--- BEGIN ---
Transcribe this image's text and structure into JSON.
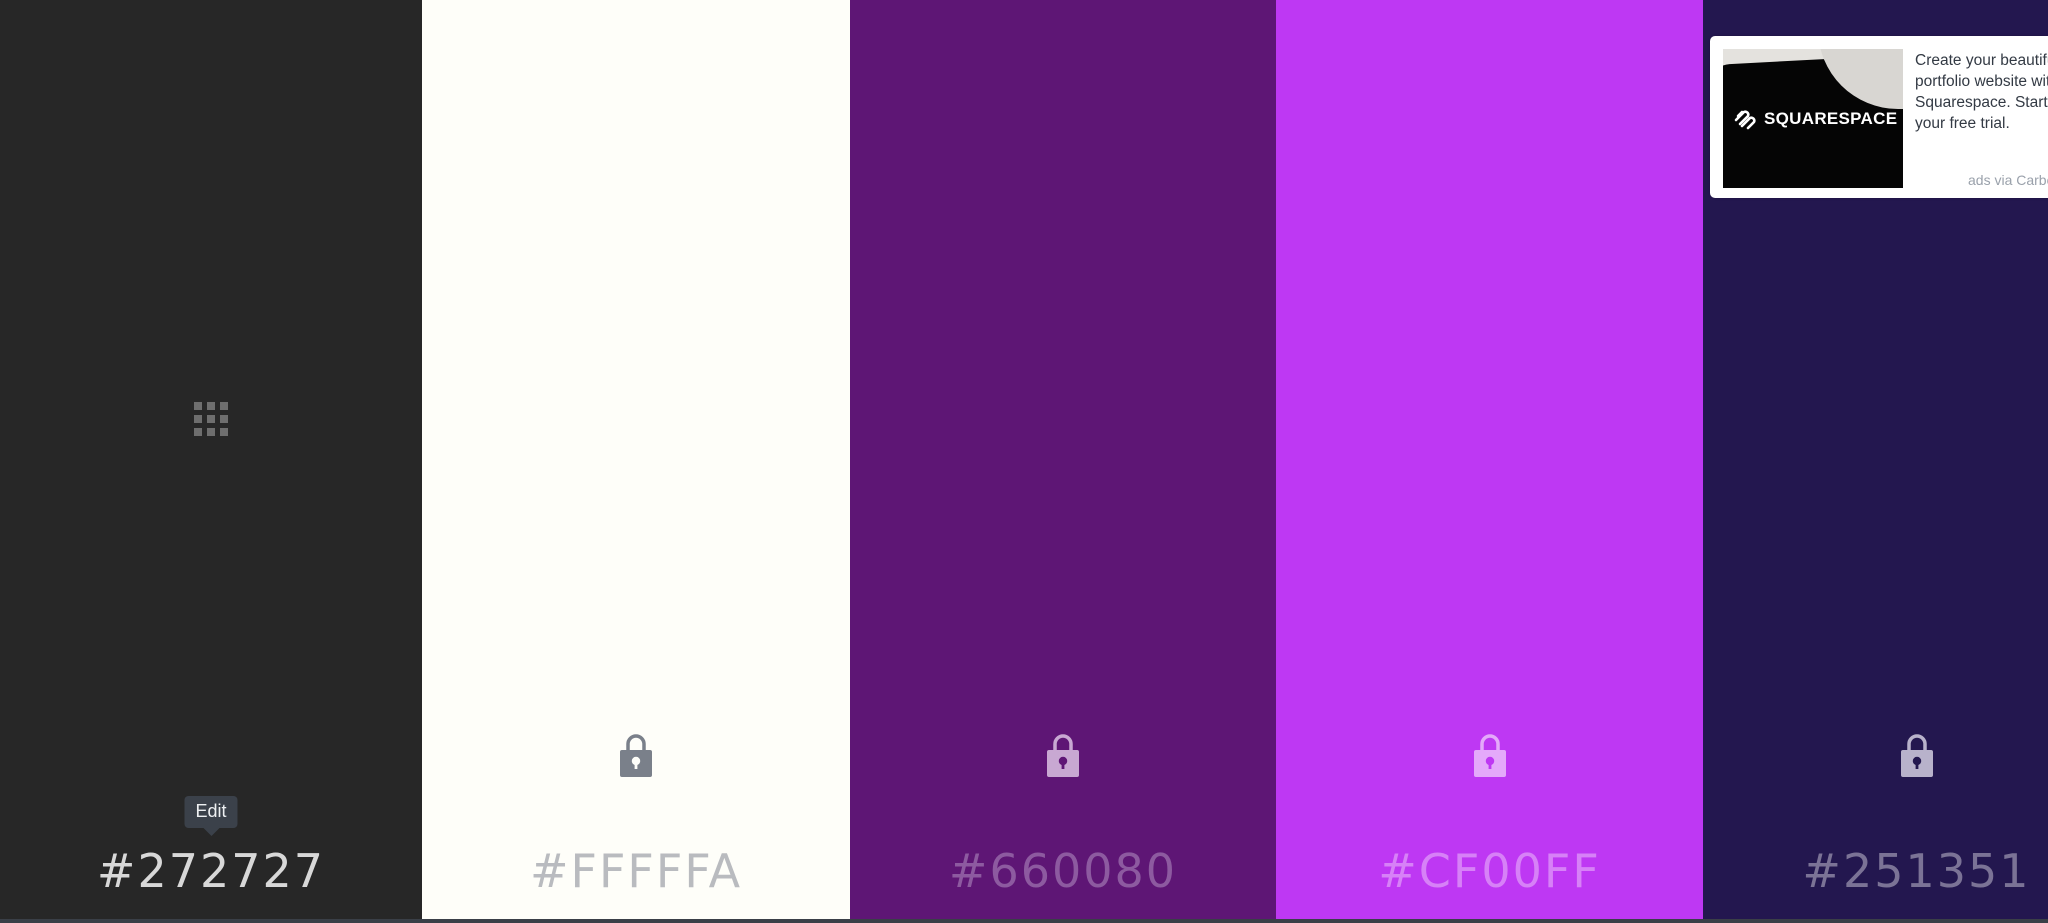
{
  "swatches": [
    {
      "hex": "#272727",
      "bg": "#272727",
      "text_color": "#d8d8d8",
      "icon": "grid-icon",
      "icon_color": "#6e6e6e",
      "tooltip": "Edit"
    },
    {
      "hex": "#FFFFFA",
      "bg": "#FEFEF9",
      "text_color": "#b9bbbf",
      "icon": "lock-icon",
      "icon_color": "#7a808a"
    },
    {
      "hex": "#660080",
      "bg": "#5E1675",
      "text_color": "#8d5aa0",
      "icon": "lock-icon",
      "icon_color": "#c8a8d2"
    },
    {
      "hex": "#CF00FF",
      "bg": "#BE38F3",
      "text_color": "#d781f7",
      "icon": "lock-icon",
      "icon_color": "#e4a9fa"
    },
    {
      "hex": "#251351",
      "bg": "#23174F",
      "text_color": "#7b7396",
      "icon": "lock-icon",
      "icon_color": "#b8b2cb"
    }
  ],
  "ad": {
    "brand": "SQUARESPACE",
    "text": "Create your beautiful portfolio website with Squarespace. Start your free trial.",
    "via": "ads via Carbon"
  }
}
--- END ---
What is required ::
Copy out the records above in full, exactly as written, but not the pictures.

Answer in full ::
Transcribe this image's text and structure into JSON.
{
  "swatches": [
    {
      "hex": "#272727",
      "bg": "#272727",
      "text_color": "#d8d8d8",
      "icon": "grid-icon",
      "icon_color": "#6e6e6e",
      "tooltip": "Edit"
    },
    {
      "hex": "#FFFFFA",
      "bg": "#FEFEF9",
      "text_color": "#b9bbbf",
      "icon": "lock-icon",
      "icon_color": "#7a808a"
    },
    {
      "hex": "#660080",
      "bg": "#5E1675",
      "text_color": "#8d5aa0",
      "icon": "lock-icon",
      "icon_color": "#c8a8d2"
    },
    {
      "hex": "#CF00FF",
      "bg": "#BE38F3",
      "text_color": "#d781f7",
      "icon": "lock-icon",
      "icon_color": "#e4a9fa"
    },
    {
      "hex": "#251351",
      "bg": "#23174F",
      "text_color": "#7b7396",
      "icon": "lock-icon",
      "icon_color": "#b8b2cb"
    }
  ],
  "ad": {
    "brand": "SQUARESPACE",
    "text": "Create your beautiful portfolio website with Squarespace. Start your free trial.",
    "via": "ads via Carbon"
  }
}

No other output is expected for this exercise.